* begin Given information *

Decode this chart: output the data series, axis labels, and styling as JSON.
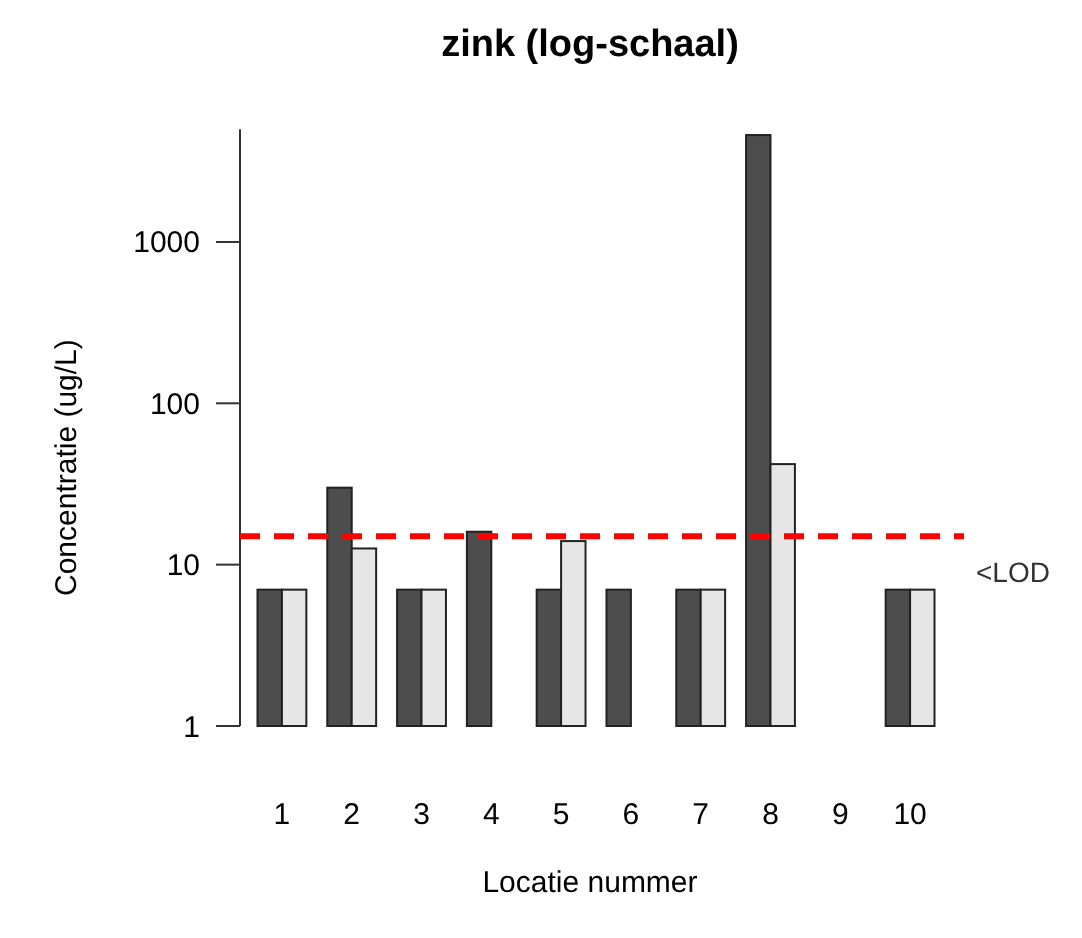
{
  "chart_data": {
    "type": "bar",
    "title": "zink (log-schaal)",
    "xlabel": "Locatie nummer",
    "ylabel": "Concentratie (ug/L)",
    "categories": [
      "1",
      "2",
      "3",
      "4",
      "5",
      "6",
      "7",
      "8",
      "9",
      "10"
    ],
    "series": [
      {
        "color": "#4d4d4d",
        "values": [
          7,
          30,
          7,
          16,
          7,
          7,
          7,
          4600,
          null,
          7
        ]
      },
      {
        "color": "#e6e6e6",
        "values": [
          7,
          12.6,
          7,
          null,
          14,
          null,
          7,
          42,
          null,
          7
        ]
      }
    ],
    "log": true,
    "ylim": [
      1,
      5000
    ],
    "yticks": [
      1,
      10,
      100,
      1000
    ],
    "ref_lines": [
      {
        "axis": "y",
        "value": 15,
        "label": "<LOD",
        "color": "#ff0000",
        "line_style": "dashed"
      }
    ],
    "grid": false
  }
}
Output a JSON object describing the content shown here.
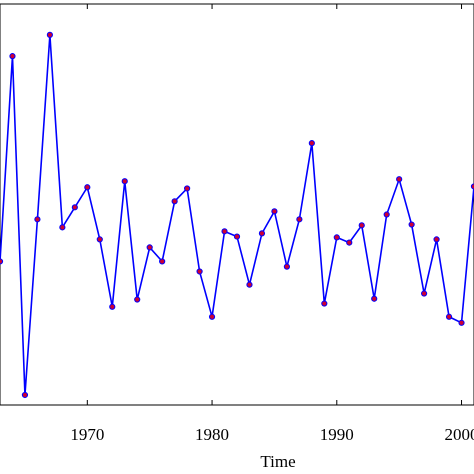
{
  "chart_data": {
    "type": "line",
    "x_label": "Time",
    "x": [
      1963,
      1964,
      1965,
      1966,
      1967,
      1968,
      1969,
      1970,
      1971,
      1972,
      1973,
      1974,
      1975,
      1976,
      1977,
      1978,
      1979,
      1980,
      1981,
      1982,
      1983,
      1984,
      1985,
      1986,
      1987,
      1988,
      1989,
      1990,
      1991,
      1992,
      1993,
      1994,
      1995,
      1996,
      1997,
      1998,
      1999,
      2000,
      2001
    ],
    "series": [
      {
        "color": "#0000ff",
        "marker_color": "#cc0033",
        "values": [
          35.8,
          87,
          2.5,
          46.3,
          92.3,
          44.3,
          49.3,
          54.3,
          41.3,
          24.5,
          55.8,
          26.3,
          39.3,
          35.8,
          50.8,
          54,
          33.3,
          22,
          43.3,
          42,
          30,
          42.8,
          48.3,
          34.5,
          46.3,
          65.3,
          25.3,
          41.8,
          40.5,
          44.8,
          26.5,
          47.5,
          56.3,
          45,
          27.8,
          41.3,
          22,
          20.5,
          54.5
        ]
      }
    ],
    "xlim": [
      1963,
      2001
    ],
    "ylim": [
      0,
      100
    ],
    "xticks": [
      1970,
      1980,
      1990,
      2000
    ]
  }
}
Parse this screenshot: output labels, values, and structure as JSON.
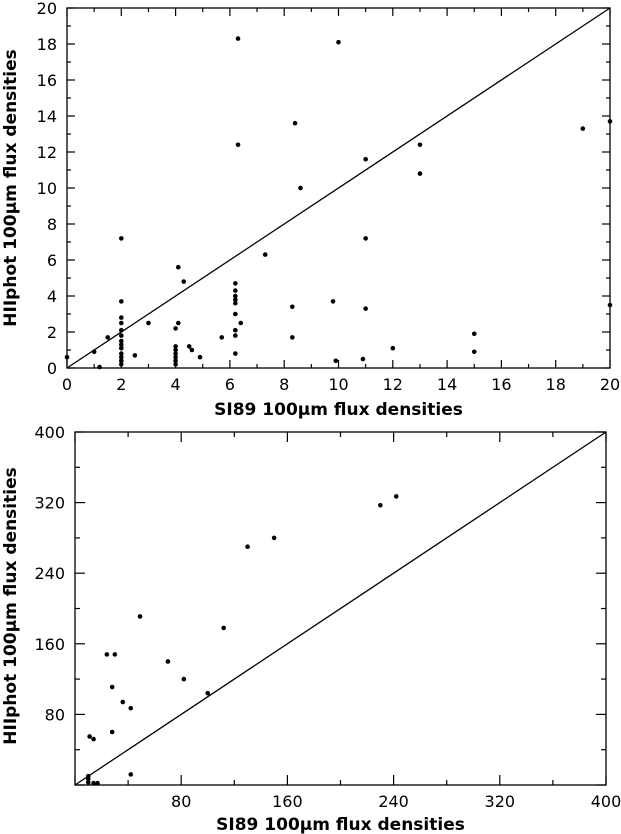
{
  "chart_data": [
    {
      "type": "scatter",
      "xlabel": "SI89  100μm  flux  densities",
      "ylabel": "HIIphot  100μm  flux  densities",
      "xlim": [
        0,
        20
      ],
      "ylim": [
        0,
        20
      ],
      "x_ticks": [
        "0",
        "2",
        "4",
        "6",
        "8",
        "10",
        "12",
        "14",
        "16",
        "18",
        "20"
      ],
      "y_ticks": [
        "0",
        "2",
        "4",
        "6",
        "8",
        "10",
        "12",
        "14",
        "16",
        "18",
        "20"
      ],
      "reference_line": "y = x",
      "points": [
        [
          0.0,
          0.6
        ],
        [
          1.0,
          0.9
        ],
        [
          1.2,
          0.05
        ],
        [
          1.5,
          1.7
        ],
        [
          2.0,
          0.2
        ],
        [
          2.0,
          0.4
        ],
        [
          2.0,
          0.6
        ],
        [
          2.0,
          0.8
        ],
        [
          2.0,
          1.1
        ],
        [
          2.0,
          1.3
        ],
        [
          2.0,
          1.5
        ],
        [
          2.0,
          1.8
        ],
        [
          2.0,
          2.1
        ],
        [
          2.0,
          2.5
        ],
        [
          2.0,
          2.8
        ],
        [
          2.0,
          3.7
        ],
        [
          2.0,
          7.2
        ],
        [
          2.5,
          0.7
        ],
        [
          3.0,
          2.5
        ],
        [
          4.0,
          0.2
        ],
        [
          4.0,
          0.4
        ],
        [
          4.0,
          0.6
        ],
        [
          4.0,
          0.8
        ],
        [
          4.0,
          1.0
        ],
        [
          4.0,
          1.2
        ],
        [
          4.0,
          2.2
        ],
        [
          4.1,
          2.5
        ],
        [
          4.1,
          5.6
        ],
        [
          4.3,
          4.8
        ],
        [
          4.5,
          1.2
        ],
        [
          4.6,
          1.0
        ],
        [
          4.9,
          0.6
        ],
        [
          5.7,
          1.7
        ],
        [
          6.2,
          0.8
        ],
        [
          6.2,
          1.8
        ],
        [
          6.2,
          2.1
        ],
        [
          6.2,
          3.0
        ],
        [
          6.2,
          3.6
        ],
        [
          6.2,
          3.8
        ],
        [
          6.2,
          4.0
        ],
        [
          6.2,
          4.3
        ],
        [
          6.2,
          4.7
        ],
        [
          6.3,
          12.4
        ],
        [
          6.3,
          18.3
        ],
        [
          6.4,
          2.5
        ],
        [
          7.3,
          6.3
        ],
        [
          8.3,
          1.7
        ],
        [
          8.3,
          3.4
        ],
        [
          8.4,
          13.6
        ],
        [
          8.6,
          10.0
        ],
        [
          9.8,
          3.7
        ],
        [
          9.9,
          0.4
        ],
        [
          10.0,
          18.1
        ],
        [
          10.9,
          0.5
        ],
        [
          11.0,
          3.3
        ],
        [
          11.0,
          7.2
        ],
        [
          11.0,
          11.6
        ],
        [
          12.0,
          1.1
        ],
        [
          13.0,
          10.8
        ],
        [
          13.0,
          12.4
        ],
        [
          15.0,
          0.9
        ],
        [
          15.0,
          1.9
        ],
        [
          19.0,
          13.3
        ],
        [
          20.0,
          13.7
        ],
        [
          20.0,
          3.5
        ]
      ]
    },
    {
      "type": "scatter",
      "xlabel": "SI89  100μm  flux  densities",
      "ylabel": "HIIphot  100μm  flux  densities",
      "xlim": [
        0,
        400
      ],
      "ylim": [
        0,
        400
      ],
      "x_ticks": [
        "80",
        "160",
        "240",
        "320",
        "400"
      ],
      "y_ticks": [
        "80",
        "160",
        "240",
        "320",
        "400"
      ],
      "reference_line": "y = x",
      "points": [
        [
          10,
          3
        ],
        [
          10,
          7
        ],
        [
          10,
          10
        ],
        [
          14,
          2
        ],
        [
          14,
          52
        ],
        [
          17,
          2
        ],
        [
          11,
          55
        ],
        [
          28,
          60
        ],
        [
          24,
          148
        ],
        [
          30,
          148
        ],
        [
          28,
          111
        ],
        [
          36,
          94
        ],
        [
          42,
          87
        ],
        [
          42,
          12
        ],
        [
          49,
          191
        ],
        [
          70,
          140
        ],
        [
          82,
          120
        ],
        [
          100,
          104
        ],
        [
          130,
          270
        ],
        [
          150,
          280
        ],
        [
          230,
          317
        ],
        [
          242,
          327
        ],
        [
          112,
          178
        ]
      ]
    }
  ]
}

* end Given information *

Skip the pictures and transcribe the rest of the records exactly.

● **Reply to the exercise**:
Decode this chart: output the data series, axis labels, and styling as JSON.
{
  "chart_data": {
    "type": "bar",
    "title": "zink (log-schaal)",
    "xlabel": "Locatie nummer",
    "ylabel": "Concentratie (ug/L)",
    "categories": [
      "1",
      "2",
      "3",
      "4",
      "5",
      "6",
      "7",
      "8",
      "9",
      "10"
    ],
    "series": [
      {
        "color": "#4d4d4d",
        "values": [
          7,
          30,
          7,
          16,
          7,
          7,
          7,
          4600,
          null,
          7
        ]
      },
      {
        "color": "#e6e6e6",
        "values": [
          7,
          12.6,
          7,
          null,
          14,
          null,
          7,
          42,
          null,
          7
        ]
      }
    ],
    "log": true,
    "ylim": [
      1,
      5000
    ],
    "yticks": [
      1,
      10,
      100,
      1000
    ],
    "ref_lines": [
      {
        "axis": "y",
        "value": 15,
        "label": "<LOD",
        "color": "#ff0000",
        "line_style": "dashed"
      }
    ],
    "grid": false
  }
}
Output a JSON object describing the content shown here.
{
  "chart_data": {
    "type": "line",
    "x_label": "Time",
    "x": [
      1963,
      1964,
      1965,
      1966,
      1967,
      1968,
      1969,
      1970,
      1971,
      1972,
      1973,
      1974,
      1975,
      1976,
      1977,
      1978,
      1979,
      1980,
      1981,
      1982,
      1983,
      1984,
      1985,
      1986,
      1987,
      1988,
      1989,
      1990,
      1991,
      1992,
      1993,
      1994,
      1995,
      1996,
      1997,
      1998,
      1999,
      2000,
      2001
    ],
    "series": [
      {
        "color": "#0000ff",
        "marker_color": "#cc0033",
        "values": [
          35.8,
          87,
          2.5,
          46.3,
          92.3,
          44.3,
          49.3,
          54.3,
          41.3,
          24.5,
          55.8,
          26.3,
          39.3,
          35.8,
          50.8,
          54,
          33.3,
          22,
          43.3,
          42,
          30,
          42.8,
          48.3,
          34.5,
          46.3,
          65.3,
          25.3,
          41.8,
          40.5,
          44.8,
          26.5,
          47.5,
          56.3,
          45,
          27.8,
          41.3,
          22,
          20.5,
          54.5
        ]
      }
    ],
    "xlim": [
      1963,
      2001
    ],
    "ylim": [
      0,
      100
    ],
    "xticks": [
      1970,
      1980,
      1990,
      2000
    ]
  }
}
Parse this screenshot: output labels, values, and structure as JSON.
{
  "chart_data": [
    {
      "type": "scatter",
      "xlabel": "SI89  100μm  flux  densities",
      "ylabel": "HIIphot  100μm  flux  densities",
      "xlim": [
        0,
        20
      ],
      "ylim": [
        0,
        20
      ],
      "x_ticks": [
        "0",
        "2",
        "4",
        "6",
        "8",
        "10",
        "12",
        "14",
        "16",
        "18",
        "20"
      ],
      "y_ticks": [
        "0",
        "2",
        "4",
        "6",
        "8",
        "10",
        "12",
        "14",
        "16",
        "18",
        "20"
      ],
      "reference_line": "y = x",
      "points": [
        [
          0.0,
          0.6
        ],
        [
          1.0,
          0.9
        ],
        [
          1.2,
          0.05
        ],
        [
          1.5,
          1.7
        ],
        [
          2.0,
          0.2
        ],
        [
          2.0,
          0.4
        ],
        [
          2.0,
          0.6
        ],
        [
          2.0,
          0.8
        ],
        [
          2.0,
          1.1
        ],
        [
          2.0,
          1.3
        ],
        [
          2.0,
          1.5
        ],
        [
          2.0,
          1.8
        ],
        [
          2.0,
          2.1
        ],
        [
          2.0,
          2.5
        ],
        [
          2.0,
          2.8
        ],
        [
          2.0,
          3.7
        ],
        [
          2.0,
          7.2
        ],
        [
          2.5,
          0.7
        ],
        [
          3.0,
          2.5
        ],
        [
          4.0,
          0.2
        ],
        [
          4.0,
          0.4
        ],
        [
          4.0,
          0.6
        ],
        [
          4.0,
          0.8
        ],
        [
          4.0,
          1.0
        ],
        [
          4.0,
          1.2
        ],
        [
          4.0,
          2.2
        ],
        [
          4.1,
          2.5
        ],
        [
          4.1,
          5.6
        ],
        [
          4.3,
          4.8
        ],
        [
          4.5,
          1.2
        ],
        [
          4.6,
          1.0
        ],
        [
          4.9,
          0.6
        ],
        [
          5.7,
          1.7
        ],
        [
          6.2,
          0.8
        ],
        [
          6.2,
          1.8
        ],
        [
          6.2,
          2.1
        ],
        [
          6.2,
          3.0
        ],
        [
          6.2,
          3.6
        ],
        [
          6.2,
          3.8
        ],
        [
          6.2,
          4.0
        ],
        [
          6.2,
          4.3
        ],
        [
          6.2,
          4.7
        ],
        [
          6.3,
          12.4
        ],
        [
          6.3,
          18.3
        ],
        [
          6.4,
          2.5
        ],
        [
          7.3,
          6.3
        ],
        [
          8.3,
          1.7
        ],
        [
          8.3,
          3.4
        ],
        [
          8.4,
          13.6
        ],
        [
          8.6,
          10.0
        ],
        [
          9.8,
          3.7
        ],
        [
          9.9,
          0.4
        ],
        [
          10.0,
          18.1
        ],
        [
          10.9,
          0.5
        ],
        [
          11.0,
          3.3
        ],
        [
          11.0,
          7.2
        ],
        [
          11.0,
          11.6
        ],
        [
          12.0,
          1.1
        ],
        [
          13.0,
          10.8
        ],
        [
          13.0,
          12.4
        ],
        [
          15.0,
          0.9
        ],
        [
          15.0,
          1.9
        ],
        [
          19.0,
          13.3
        ],
        [
          20.0,
          13.7
        ],
        [
          20.0,
          3.5
        ]
      ]
    },
    {
      "type": "scatter",
      "xlabel": "SI89  100μm  flux  densities",
      "ylabel": "HIIphot  100μm  flux  densities",
      "xlim": [
        0,
        400
      ],
      "ylim": [
        0,
        400
      ],
      "x_ticks": [
        "80",
        "160",
        "240",
        "320",
        "400"
      ],
      "y_ticks": [
        "80",
        "160",
        "240",
        "320",
        "400"
      ],
      "reference_line": "y = x",
      "points": [
        [
          10,
          3
        ],
        [
          10,
          7
        ],
        [
          10,
          10
        ],
        [
          14,
          2
        ],
        [
          14,
          52
        ],
        [
          17,
          2
        ],
        [
          11,
          55
        ],
        [
          28,
          60
        ],
        [
          24,
          148
        ],
        [
          30,
          148
        ],
        [
          28,
          111
        ],
        [
          36,
          94
        ],
        [
          42,
          87
        ],
        [
          42,
          12
        ],
        [
          49,
          191
        ],
        [
          70,
          140
        ],
        [
          82,
          120
        ],
        [
          100,
          104
        ],
        [
          130,
          270
        ],
        [
          150,
          280
        ],
        [
          230,
          317
        ],
        [
          242,
          327
        ],
        [
          112,
          178
        ]
      ]
    }
  ]
}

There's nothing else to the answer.